__THE EXERCISE__
Omit every picture while repeating the entries exactly.

--- START OF EXTRACTED DATA ---

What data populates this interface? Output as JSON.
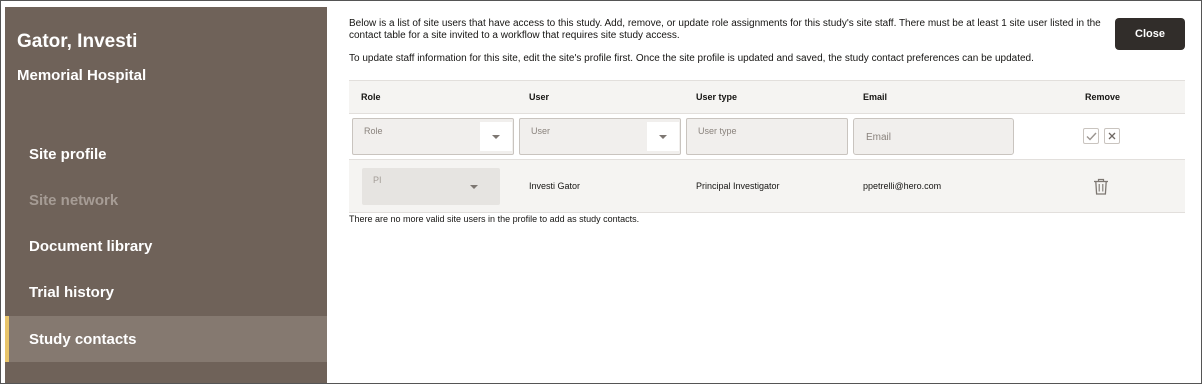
{
  "sidebar": {
    "site_name": "Gator, Investi",
    "hospital": "Memorial Hospital",
    "items": [
      {
        "label": "Site profile",
        "state": "normal"
      },
      {
        "label": "Site network",
        "state": "disabled"
      },
      {
        "label": "Document library",
        "state": "normal"
      },
      {
        "label": "Trial history",
        "state": "normal"
      },
      {
        "label": "Study contacts",
        "state": "active"
      }
    ]
  },
  "header": {
    "description_1_line_1": "Below is a list of site users that have access to this study. Add, remove, or update role assignments for this study's site staff. There must be at least 1 site user listed in the",
    "description_1_line_2": "contact table for a site invited to a workflow that requires site study access.",
    "description_2": "To update staff information for this site, edit the site's profile first. Once the site profile is updated and saved, the study contact preferences can be updated.",
    "close_label": "Close"
  },
  "table": {
    "columns": {
      "role": "Role",
      "user": "User",
      "user_type": "User type",
      "email": "Email",
      "remove": "Remove"
    },
    "edit_row": {
      "role_placeholder": "Role",
      "user_placeholder": "User",
      "user_type_placeholder": "User type",
      "email_placeholder": "Email"
    },
    "rows": [
      {
        "role": "PI",
        "user": "Investi Gator",
        "user_type": "Principal Investigator",
        "email": "ppetrelli@hero.com"
      }
    ],
    "note": "There are no more valid site users in the profile to add as study contacts."
  },
  "colors": {
    "sidebar_bg": "#6f6259",
    "active_item_bg": "#857970",
    "active_accent": "#e9c56a",
    "close_button_bg": "#312d2a"
  },
  "icons": [
    "caret-down-icon",
    "check-icon",
    "close-icon",
    "trash-icon"
  ]
}
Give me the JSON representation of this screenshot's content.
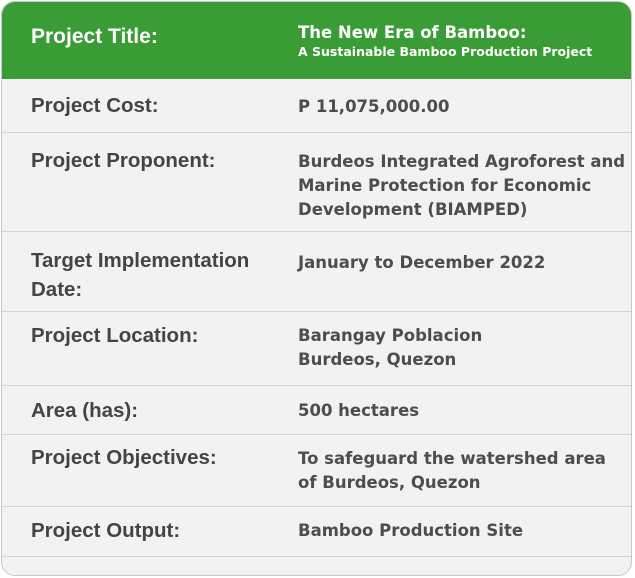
{
  "header": {
    "label": "Project Title:",
    "title_line1": "The New Era of Bamboo:",
    "title_line2": "A Sustainable Bamboo Production Project"
  },
  "rows": [
    {
      "label": "Project Cost:",
      "value_lines": [
        "P 11,075,000.00"
      ]
    },
    {
      "label": "Project Proponent:",
      "value_lines": [
        "Burdeos Integrated Agroforest and",
        "Marine Protection for Economic",
        "Development (BIAMPED)"
      ]
    },
    {
      "label_lines": [
        "Target Implementation",
        "Date:"
      ],
      "value_lines": [
        "January to December 2022"
      ]
    },
    {
      "label": "Project Location:",
      "value_lines": [
        "Barangay Poblacion",
        "Burdeos, Quezon"
      ]
    },
    {
      "label": "Area (has):",
      "value_lines": [
        "500 hectares"
      ]
    },
    {
      "label": "Project Objectives:",
      "value_lines": [
        "To safeguard the watershed area",
        "of Burdeos, Quezon"
      ]
    },
    {
      "label": "Project Output:",
      "value_lines": [
        "Bamboo Production Site"
      ]
    }
  ],
  "colors": {
    "header_bg": "#3a9c34",
    "row_bg": "#f2f2f2",
    "text": "#444444"
  }
}
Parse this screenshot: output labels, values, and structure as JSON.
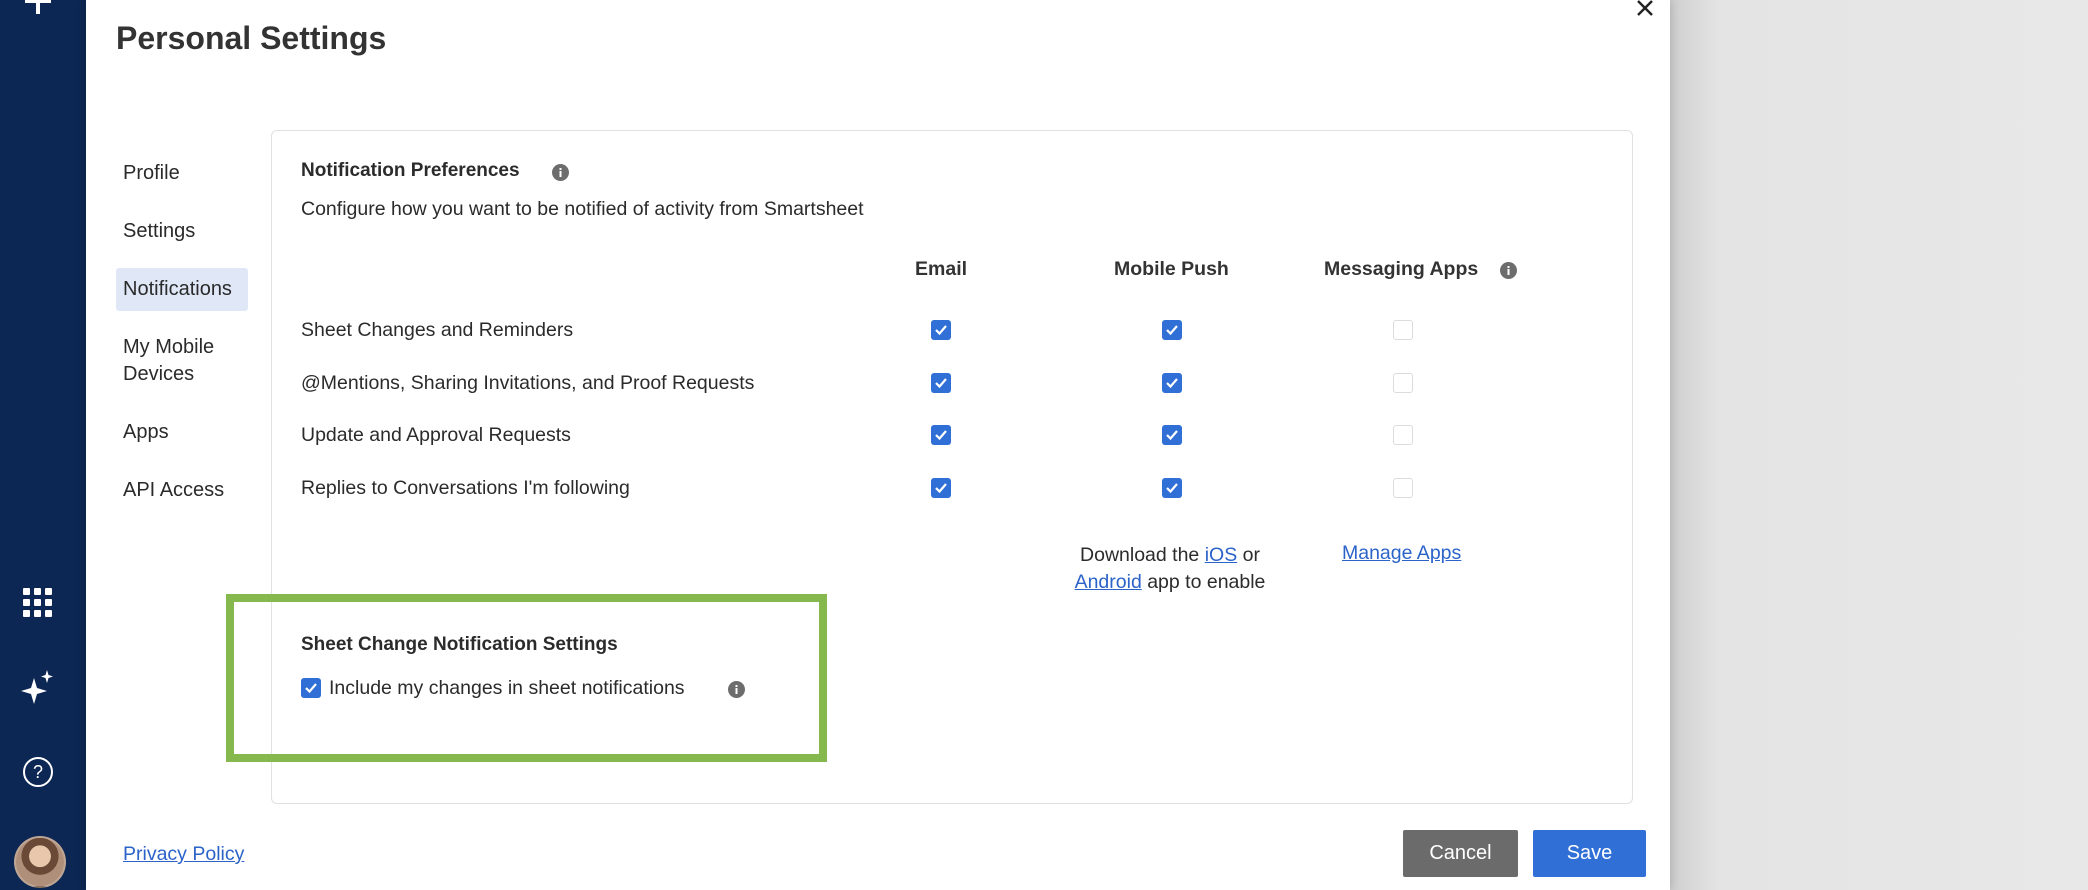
{
  "dialog": {
    "title": "Personal Settings"
  },
  "nav": {
    "items": [
      {
        "label": "Profile"
      },
      {
        "label": "Settings"
      },
      {
        "label": "Notifications",
        "active": true
      },
      {
        "label": "My Mobile Devices"
      },
      {
        "label": "Apps"
      },
      {
        "label": "API Access"
      }
    ]
  },
  "notification_preferences": {
    "title": "Notification Preferences",
    "description": "Configure how you want to be notified of activity from Smartsheet",
    "columns": [
      "Email",
      "Mobile Push",
      "Messaging Apps"
    ],
    "rows": [
      {
        "label": "Sheet Changes and Reminders",
        "email": true,
        "mobile_push": true,
        "messaging_apps": false
      },
      {
        "label": "@Mentions, Sharing Invitations, and Proof Requests",
        "email": true,
        "mobile_push": true,
        "messaging_apps": false
      },
      {
        "label": "Update and Approval Requests",
        "email": true,
        "mobile_push": true,
        "messaging_apps": false
      },
      {
        "label": "Replies to Conversations I'm following",
        "email": true,
        "mobile_push": true,
        "messaging_apps": false
      }
    ],
    "download_note": {
      "prefix": "Download the ",
      "ios_link": "iOS",
      "middle": " or",
      "android_link": "Android",
      "suffix": " app to enable"
    },
    "manage_apps_link": "Manage Apps"
  },
  "sheet_change": {
    "title": "Sheet Change Notification Settings",
    "checkbox_label": "Include my changes in sheet notifications",
    "checked": true
  },
  "footer": {
    "privacy_link": "Privacy Policy",
    "cancel_label": "Cancel",
    "save_label": "Save"
  },
  "colors": {
    "accent": "#2f6fd6",
    "sidebar": "#0c2753",
    "highlight_border": "#85b84d",
    "cancel_button": "#6b6b6b"
  },
  "icons": {
    "close": "close-icon",
    "info": "info-icon",
    "checkmark": "checkmark-icon",
    "plus": "plus-icon",
    "apps_grid": "apps-grid-icon",
    "ai_sparkle": "sparkle-icon",
    "help": "help-icon"
  }
}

--- END OF EXTRACTED DATA ---

__CORRECT OUTPUT__
What data populates this interface? Output as JSON.
{
  "sidebar": {
    "site_name": "Gator, Investi",
    "hospital": "Memorial Hospital",
    "items": [
      {
        "label": "Site profile",
        "state": "normal"
      },
      {
        "label": "Site network",
        "state": "disabled"
      },
      {
        "label": "Document library",
        "state": "normal"
      },
      {
        "label": "Trial history",
        "state": "normal"
      },
      {
        "label": "Study contacts",
        "state": "active"
      }
    ]
  },
  "header": {
    "description_1_line_1": "Below is a list of site users that have access to this study. Add, remove, or update role assignments for this study's site staff. There must be at least 1 site user listed in the",
    "description_1_line_2": "contact table for a site invited to a workflow that requires site study access.",
    "description_2": "To update staff information for this site, edit the site's profile first. Once the site profile is updated and saved, the study contact preferences can be updated.",
    "close_label": "Close"
  },
  "table": {
    "columns": {
      "role": "Role",
      "user": "User",
      "user_type": "User type",
      "email": "Email",
      "remove": "Remove"
    },
    "edit_row": {
      "role_placeholder": "Role",
      "user_placeholder": "User",
      "user_type_placeholder": "User type",
      "email_placeholder": "Email"
    },
    "rows": [
      {
        "role": "PI",
        "user": "Investi Gator",
        "user_type": "Principal Investigator",
        "email": "ppetrelli@hero.com"
      }
    ],
    "note": "There are no more valid site users in the profile to add as study contacts."
  },
  "colors": {
    "sidebar_bg": "#6f6259",
    "active_item_bg": "#857970",
    "active_accent": "#e9c56a",
    "close_button_bg": "#312d2a"
  },
  "icons": [
    "caret-down-icon",
    "check-icon",
    "close-icon",
    "trash-icon"
  ]
}
Give me the JSON representation of this screenshot's content.
{
  "header": {
    "label": "Project Title:",
    "title_line1": "The New Era of Bamboo:",
    "title_line2": "A Sustainable Bamboo Production Project"
  },
  "rows": [
    {
      "label": "Project Cost:",
      "value_lines": [
        "P 11,075,000.00"
      ]
    },
    {
      "label": "Project Proponent:",
      "value_lines": [
        "Burdeos Integrated Agroforest and",
        "Marine Protection for Economic",
        "Development (BIAMPED)"
      ]
    },
    {
      "label_lines": [
        "Target Implementation",
        "Date:"
      ],
      "value_lines": [
        "January to December 2022"
      ]
    },
    {
      "label": "Project Location:",
      "value_lines": [
        "Barangay Poblacion",
        "Burdeos, Quezon"
      ]
    },
    {
      "label": "Area (has):",
      "value_lines": [
        "500 hectares"
      ]
    },
    {
      "label": "Project Objectives:",
      "value_lines": [
        "To safeguard the watershed area",
        "of Burdeos, Quezon"
      ]
    },
    {
      "label": "Project Output:",
      "value_lines": [
        "Bamboo Production Site"
      ]
    }
  ],
  "colors": {
    "header_bg": "#3a9c34",
    "row_bg": "#f2f2f2",
    "text": "#444444"
  }
}
Parse this screenshot: output labels, values, and structure as JSON.
{
  "dialog": {
    "title": "Personal Settings"
  },
  "nav": {
    "items": [
      {
        "label": "Profile"
      },
      {
        "label": "Settings"
      },
      {
        "label": "Notifications",
        "active": true
      },
      {
        "label": "My Mobile Devices"
      },
      {
        "label": "Apps"
      },
      {
        "label": "API Access"
      }
    ]
  },
  "notification_preferences": {
    "title": "Notification Preferences",
    "description": "Configure how you want to be notified of activity from Smartsheet",
    "columns": [
      "Email",
      "Mobile Push",
      "Messaging Apps"
    ],
    "rows": [
      {
        "label": "Sheet Changes and Reminders",
        "email": true,
        "mobile_push": true,
        "messaging_apps": false
      },
      {
        "label": "@Mentions, Sharing Invitations, and Proof Requests",
        "email": true,
        "mobile_push": true,
        "messaging_apps": false
      },
      {
        "label": "Update and Approval Requests",
        "email": true,
        "mobile_push": true,
        "messaging_apps": false
      },
      {
        "label": "Replies to Conversations I'm following",
        "email": true,
        "mobile_push": true,
        "messaging_apps": false
      }
    ],
    "download_note": {
      "prefix": "Download the ",
      "ios_link": "iOS",
      "middle": " or",
      "android_link": "Android",
      "suffix": " app to enable"
    },
    "manage_apps_link": "Manage Apps"
  },
  "sheet_change": {
    "title": "Sheet Change Notification Settings",
    "checkbox_label": "Include my changes in sheet notifications",
    "checked": true
  },
  "footer": {
    "privacy_link": "Privacy Policy",
    "cancel_label": "Cancel",
    "save_label": "Save"
  },
  "colors": {
    "accent": "#2f6fd6",
    "sidebar": "#0c2753",
    "highlight_border": "#85b84d",
    "cancel_button": "#6b6b6b"
  },
  "icons": {
    "close": "close-icon",
    "info": "info-icon",
    "checkmark": "checkmark-icon",
    "plus": "plus-icon",
    "apps_grid": "apps-grid-icon",
    "ai_sparkle": "sparkle-icon",
    "help": "help-icon"
  }
}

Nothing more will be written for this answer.